THE TASK ▸
Reproduce every line of the records below without changing a single character.

RECORDS SUPPLIED ▸

···

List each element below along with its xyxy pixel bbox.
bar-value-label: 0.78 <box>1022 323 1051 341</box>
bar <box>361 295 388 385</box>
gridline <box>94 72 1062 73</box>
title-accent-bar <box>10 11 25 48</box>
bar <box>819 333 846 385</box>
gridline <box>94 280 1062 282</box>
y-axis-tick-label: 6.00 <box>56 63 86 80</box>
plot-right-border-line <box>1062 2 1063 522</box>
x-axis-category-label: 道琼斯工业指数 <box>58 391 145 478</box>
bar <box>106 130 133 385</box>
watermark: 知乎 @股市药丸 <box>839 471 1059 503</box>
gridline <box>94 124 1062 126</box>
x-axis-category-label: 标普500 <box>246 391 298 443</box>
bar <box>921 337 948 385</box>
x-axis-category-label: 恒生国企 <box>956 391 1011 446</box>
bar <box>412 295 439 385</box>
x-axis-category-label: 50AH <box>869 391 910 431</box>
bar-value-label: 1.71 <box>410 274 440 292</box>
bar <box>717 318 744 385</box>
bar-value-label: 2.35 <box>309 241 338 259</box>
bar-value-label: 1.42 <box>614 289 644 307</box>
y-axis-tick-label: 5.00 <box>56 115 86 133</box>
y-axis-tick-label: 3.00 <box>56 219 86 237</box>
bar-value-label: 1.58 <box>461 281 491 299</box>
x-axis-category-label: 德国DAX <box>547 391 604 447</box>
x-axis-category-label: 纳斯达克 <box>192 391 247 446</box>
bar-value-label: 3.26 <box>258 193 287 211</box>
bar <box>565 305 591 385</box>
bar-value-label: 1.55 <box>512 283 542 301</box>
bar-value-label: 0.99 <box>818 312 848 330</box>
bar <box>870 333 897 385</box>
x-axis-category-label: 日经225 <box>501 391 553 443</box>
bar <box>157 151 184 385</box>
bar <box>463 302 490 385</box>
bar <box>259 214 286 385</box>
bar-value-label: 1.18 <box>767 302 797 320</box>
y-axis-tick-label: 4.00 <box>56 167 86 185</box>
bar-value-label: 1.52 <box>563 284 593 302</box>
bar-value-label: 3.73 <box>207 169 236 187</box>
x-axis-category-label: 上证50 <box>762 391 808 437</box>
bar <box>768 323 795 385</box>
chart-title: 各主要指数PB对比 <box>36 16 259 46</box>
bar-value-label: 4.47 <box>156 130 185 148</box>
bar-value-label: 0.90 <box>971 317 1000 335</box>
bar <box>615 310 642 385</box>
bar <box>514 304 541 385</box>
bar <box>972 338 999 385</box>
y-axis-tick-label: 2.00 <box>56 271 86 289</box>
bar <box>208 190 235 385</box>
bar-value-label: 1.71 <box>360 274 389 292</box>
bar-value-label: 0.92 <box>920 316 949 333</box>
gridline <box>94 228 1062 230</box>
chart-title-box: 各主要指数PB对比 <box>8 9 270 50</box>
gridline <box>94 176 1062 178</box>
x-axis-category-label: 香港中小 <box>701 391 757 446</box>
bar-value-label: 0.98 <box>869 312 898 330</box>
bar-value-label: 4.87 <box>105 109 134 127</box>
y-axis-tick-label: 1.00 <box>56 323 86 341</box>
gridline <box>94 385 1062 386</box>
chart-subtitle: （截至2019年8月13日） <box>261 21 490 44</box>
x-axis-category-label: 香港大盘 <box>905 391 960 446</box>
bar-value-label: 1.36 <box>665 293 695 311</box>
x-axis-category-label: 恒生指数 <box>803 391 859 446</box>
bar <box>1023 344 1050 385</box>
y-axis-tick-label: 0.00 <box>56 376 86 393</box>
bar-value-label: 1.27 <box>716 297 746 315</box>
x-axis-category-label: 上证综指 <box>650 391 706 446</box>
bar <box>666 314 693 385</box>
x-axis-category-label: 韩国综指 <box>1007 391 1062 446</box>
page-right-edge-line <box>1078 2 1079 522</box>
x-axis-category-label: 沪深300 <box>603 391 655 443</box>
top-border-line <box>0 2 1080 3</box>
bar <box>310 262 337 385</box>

···

RESPONSE TO THE EXERCISE ▸
List each element below along with its xyxy pixel bbox.
bar-value-label: 0.78 <box>1022 323 1051 341</box>
bar <box>361 295 388 385</box>
gridline <box>94 72 1062 73</box>
title-accent-bar <box>10 11 25 48</box>
bar <box>819 333 846 385</box>
gridline <box>94 280 1062 282</box>
y-axis-tick-label: 6.00 <box>56 63 86 80</box>
plot-right-border-line <box>1062 2 1063 522</box>
x-axis-category-label: 道琼斯工业指数 <box>58 391 145 478</box>
bar <box>106 130 133 385</box>
watermark: 知乎 @股市药丸 <box>839 471 1059 503</box>
gridline <box>94 124 1062 126</box>
x-axis-category-label: 标普500 <box>246 391 298 443</box>
bar <box>921 337 948 385</box>
x-axis-category-label: 恒生国企 <box>956 391 1011 446</box>
bar <box>412 295 439 385</box>
x-axis-category-label: 50AH <box>869 391 910 431</box>
bar-value-label: 1.71 <box>410 274 440 292</box>
bar <box>717 318 744 385</box>
bar-value-label: 2.35 <box>309 241 338 259</box>
bar-value-label: 1.42 <box>614 289 644 307</box>
y-axis-tick-label: 5.00 <box>56 115 86 133</box>
y-axis-tick-label: 3.00 <box>56 219 86 237</box>
bar-value-label: 1.58 <box>461 281 491 299</box>
x-axis-category-label: 德国DAX <box>547 391 604 447</box>
x-axis-category-label: 纳斯达克 <box>192 391 247 446</box>
bar-value-label: 3.26 <box>258 193 287 211</box>
bar <box>565 305 591 385</box>
bar-value-label: 1.55 <box>512 283 542 301</box>
bar-value-label: 0.99 <box>818 312 848 330</box>
bar <box>870 333 897 385</box>
x-axis-category-label: 日经225 <box>501 391 553 443</box>
bar <box>157 151 184 385</box>
bar <box>463 302 490 385</box>
bar <box>259 214 286 385</box>
bar-value-label: 1.18 <box>767 302 797 320</box>
y-axis-tick-label: 4.00 <box>56 167 86 185</box>
bar-value-label: 1.52 <box>563 284 593 302</box>
bar-value-label: 3.73 <box>207 169 236 187</box>
x-axis-category-label: 上证50 <box>762 391 808 437</box>
bar <box>768 323 795 385</box>
chart-title: 各主要指数PB对比 <box>36 16 259 46</box>
bar-value-label: 4.47 <box>156 130 185 148</box>
bar-value-label: 0.90 <box>971 317 1000 335</box>
bar <box>615 310 642 385</box>
bar <box>514 304 541 385</box>
bar <box>972 338 999 385</box>
y-axis-tick-label: 2.00 <box>56 271 86 289</box>
bar <box>208 190 235 385</box>
bar-value-label: 1.71 <box>360 274 389 292</box>
bar-value-label: 0.92 <box>920 316 949 333</box>
gridline <box>94 228 1062 230</box>
chart-title-box: 各主要指数PB对比 <box>8 9 270 50</box>
gridline <box>94 176 1062 178</box>
x-axis-category-label: 香港中小 <box>701 391 757 446</box>
bar-value-label: 0.98 <box>869 312 898 330</box>
bar-value-label: 4.87 <box>105 109 134 127</box>
y-axis-tick-label: 1.00 <box>56 323 86 341</box>
gridline <box>94 385 1062 386</box>
chart-subtitle: （截至2019年8月13日） <box>261 21 490 44</box>
x-axis-category-label: 香港大盘 <box>905 391 960 446</box>
bar-value-label: 1.36 <box>665 293 695 311</box>
x-axis-category-label: 恒生指数 <box>803 391 859 446</box>
bar <box>1023 344 1050 385</box>
y-axis-tick-label: 0.00 <box>56 376 86 393</box>
bar-value-label: 1.27 <box>716 297 746 315</box>
x-axis-category-label: 上证综指 <box>650 391 706 446</box>
bar <box>666 314 693 385</box>
x-axis-category-label: 韩国综指 <box>1007 391 1062 446</box>
page-right-edge-line <box>1078 2 1079 522</box>
x-axis-category-label: 沪深300 <box>603 391 655 443</box>
top-border-line <box>0 2 1080 3</box>
bar <box>310 262 337 385</box>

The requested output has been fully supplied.